- Written request:
Each line below should be reproduced without any alteration.

- Stored records:
****************************************

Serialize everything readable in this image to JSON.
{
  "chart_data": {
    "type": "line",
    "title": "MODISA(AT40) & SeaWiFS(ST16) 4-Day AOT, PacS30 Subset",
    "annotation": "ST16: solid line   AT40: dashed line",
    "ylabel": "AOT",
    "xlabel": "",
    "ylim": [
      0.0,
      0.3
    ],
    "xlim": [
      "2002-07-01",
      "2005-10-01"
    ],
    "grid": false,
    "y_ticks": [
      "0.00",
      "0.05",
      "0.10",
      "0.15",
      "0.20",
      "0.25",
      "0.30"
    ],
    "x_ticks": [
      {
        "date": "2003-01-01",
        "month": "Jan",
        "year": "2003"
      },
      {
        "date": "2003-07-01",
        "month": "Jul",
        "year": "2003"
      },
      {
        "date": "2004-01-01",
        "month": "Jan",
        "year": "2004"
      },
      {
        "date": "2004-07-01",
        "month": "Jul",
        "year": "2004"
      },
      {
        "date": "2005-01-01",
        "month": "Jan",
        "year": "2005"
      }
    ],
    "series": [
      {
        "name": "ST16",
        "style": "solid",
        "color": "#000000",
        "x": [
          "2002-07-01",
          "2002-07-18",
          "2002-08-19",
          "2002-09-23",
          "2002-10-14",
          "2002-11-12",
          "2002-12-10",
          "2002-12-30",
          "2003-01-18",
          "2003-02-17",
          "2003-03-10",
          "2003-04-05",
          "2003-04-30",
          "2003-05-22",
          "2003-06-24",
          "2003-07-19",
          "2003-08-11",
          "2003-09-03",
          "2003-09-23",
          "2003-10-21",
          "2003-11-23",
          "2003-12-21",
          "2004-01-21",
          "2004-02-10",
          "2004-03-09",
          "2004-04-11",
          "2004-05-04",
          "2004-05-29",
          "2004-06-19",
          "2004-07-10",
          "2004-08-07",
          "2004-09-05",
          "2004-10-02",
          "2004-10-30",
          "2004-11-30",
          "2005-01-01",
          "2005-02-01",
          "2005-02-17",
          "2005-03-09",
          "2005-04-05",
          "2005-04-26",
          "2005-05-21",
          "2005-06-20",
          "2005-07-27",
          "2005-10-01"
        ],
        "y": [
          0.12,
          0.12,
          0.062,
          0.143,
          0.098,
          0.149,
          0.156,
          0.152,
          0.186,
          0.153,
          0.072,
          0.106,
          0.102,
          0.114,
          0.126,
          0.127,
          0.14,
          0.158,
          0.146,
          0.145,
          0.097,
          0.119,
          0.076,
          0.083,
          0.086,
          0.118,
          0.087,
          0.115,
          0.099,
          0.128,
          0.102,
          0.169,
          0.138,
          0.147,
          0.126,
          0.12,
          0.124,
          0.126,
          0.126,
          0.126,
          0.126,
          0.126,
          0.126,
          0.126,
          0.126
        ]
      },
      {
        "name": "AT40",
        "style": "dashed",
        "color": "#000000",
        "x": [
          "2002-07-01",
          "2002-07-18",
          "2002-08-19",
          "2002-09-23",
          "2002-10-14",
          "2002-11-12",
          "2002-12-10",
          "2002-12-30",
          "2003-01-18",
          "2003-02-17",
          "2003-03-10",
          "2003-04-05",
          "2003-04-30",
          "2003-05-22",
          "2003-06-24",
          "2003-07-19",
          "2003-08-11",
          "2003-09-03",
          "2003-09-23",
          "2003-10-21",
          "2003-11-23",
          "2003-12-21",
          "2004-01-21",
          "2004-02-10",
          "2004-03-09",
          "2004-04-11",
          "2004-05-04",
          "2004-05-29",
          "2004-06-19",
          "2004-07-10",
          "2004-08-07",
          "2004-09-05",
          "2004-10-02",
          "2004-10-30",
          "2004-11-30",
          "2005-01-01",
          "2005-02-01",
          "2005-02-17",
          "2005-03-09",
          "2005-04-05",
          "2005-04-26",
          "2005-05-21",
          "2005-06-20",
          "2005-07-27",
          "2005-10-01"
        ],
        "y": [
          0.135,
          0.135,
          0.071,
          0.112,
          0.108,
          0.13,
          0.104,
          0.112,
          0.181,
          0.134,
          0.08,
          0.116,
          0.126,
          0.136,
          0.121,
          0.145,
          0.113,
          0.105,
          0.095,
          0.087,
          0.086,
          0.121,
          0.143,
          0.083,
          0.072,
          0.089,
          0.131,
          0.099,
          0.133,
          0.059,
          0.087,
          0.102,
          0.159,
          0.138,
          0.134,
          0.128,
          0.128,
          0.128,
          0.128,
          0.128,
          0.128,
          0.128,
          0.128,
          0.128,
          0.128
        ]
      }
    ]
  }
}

****************************************

- Solution:
Serialize everything readable in this image to JSON.
{
  "chart_data": {
    "type": "line",
    "title": "MODISA(AT40) & SeaWiFS(ST16) 4-Day AOT, PacS30 Subset",
    "annotation": "ST16: solid line   AT40: dashed line",
    "ylabel": "AOT",
    "xlabel": "",
    "ylim": [
      0.0,
      0.3
    ],
    "xlim": [
      "2002-07-01",
      "2005-10-01"
    ],
    "grid": false,
    "y_ticks": [
      "0.00",
      "0.05",
      "0.10",
      "0.15",
      "0.20",
      "0.25",
      "0.30"
    ],
    "x_ticks": [
      {
        "date": "2003-01-01",
        "month": "Jan",
        "year": "2003"
      },
      {
        "date": "2003-07-01",
        "month": "Jul",
        "year": "2003"
      },
      {
        "date": "2004-01-01",
        "month": "Jan",
        "year": "2004"
      },
      {
        "date": "2004-07-01",
        "month": "Jul",
        "year": "2004"
      },
      {
        "date": "2005-01-01",
        "month": "Jan",
        "year": "2005"
      }
    ],
    "series": [
      {
        "name": "ST16",
        "style": "solid",
        "color": "#000000",
        "x": [
          "2002-07-01",
          "2002-07-18",
          "2002-08-19",
          "2002-09-23",
          "2002-10-14",
          "2002-11-12",
          "2002-12-10",
          "2002-12-30",
          "2003-01-18",
          "2003-02-17",
          "2003-03-10",
          "2003-04-05",
          "2003-04-30",
          "2003-05-22",
          "2003-06-24",
          "2003-07-19",
          "2003-08-11",
          "2003-09-03",
          "2003-09-23",
          "2003-10-21",
          "2003-11-23",
          "2003-12-21",
          "2004-01-21",
          "2004-02-10",
          "2004-03-09",
          "2004-04-11",
          "2004-05-04",
          "2004-05-29",
          "2004-06-19",
          "2004-07-10",
          "2004-08-07",
          "2004-09-05",
          "2004-10-02",
          "2004-10-30",
          "2004-11-30",
          "2005-01-01",
          "2005-02-01",
          "2005-02-17",
          "2005-03-09",
          "2005-04-05",
          "2005-04-26",
          "2005-05-21",
          "2005-06-20",
          "2005-07-27",
          "2005-10-01"
        ],
        "y": [
          0.12,
          0.12,
          0.062,
          0.143,
          0.098,
          0.149,
          0.156,
          0.152,
          0.186,
          0.153,
          0.072,
          0.106,
          0.102,
          0.114,
          0.126,
          0.127,
          0.14,
          0.158,
          0.146,
          0.145,
          0.097,
          0.119,
          0.076,
          0.083,
          0.086,
          0.118,
          0.087,
          0.115,
          0.099,
          0.128,
          0.102,
          0.169,
          0.138,
          0.147,
          0.126,
          0.12,
          0.124,
          0.126,
          0.126,
          0.126,
          0.126,
          0.126,
          0.126,
          0.126,
          0.126
        ]
      },
      {
        "name": "AT40",
        "style": "dashed",
        "color": "#000000",
        "x": [
          "2002-07-01",
          "2002-07-18",
          "2002-08-19",
          "2002-09-23",
          "2002-10-14",
          "2002-11-12",
          "2002-12-10",
          "2002-12-30",
          "2003-01-18",
          "2003-02-17",
          "2003-03-10",
          "2003-04-05",
          "2003-04-30",
          "2003-05-22",
          "2003-06-24",
          "2003-07-19",
          "2003-08-11",
          "2003-09-03",
          "2003-09-23",
          "2003-10-21",
          "2003-11-23",
          "2003-12-21",
          "2004-01-21",
          "2004-02-10",
          "2004-03-09",
          "2004-04-11",
          "2004-05-04",
          "2004-05-29",
          "2004-06-19",
          "2004-07-10",
          "2004-08-07",
          "2004-09-05",
          "2004-10-02",
          "2004-10-30",
          "2004-11-30",
          "2005-01-01",
          "2005-02-01",
          "2005-02-17",
          "2005-03-09",
          "2005-04-05",
          "2005-04-26",
          "2005-05-21",
          "2005-06-20",
          "2005-07-27",
          "2005-10-01"
        ],
        "y": [
          0.135,
          0.135,
          0.071,
          0.112,
          0.108,
          0.13,
          0.104,
          0.112,
          0.181,
          0.134,
          0.08,
          0.116,
          0.126,
          0.136,
          0.121,
          0.145,
          0.113,
          0.105,
          0.095,
          0.087,
          0.086,
          0.121,
          0.143,
          0.083,
          0.072,
          0.089,
          0.131,
          0.099,
          0.133,
          0.059,
          0.087,
          0.102,
          0.159,
          0.138,
          0.134,
          0.128,
          0.128,
          0.128,
          0.128,
          0.128,
          0.128,
          0.128,
          0.128,
          0.128,
          0.128
        ]
      }
    ]
  }
}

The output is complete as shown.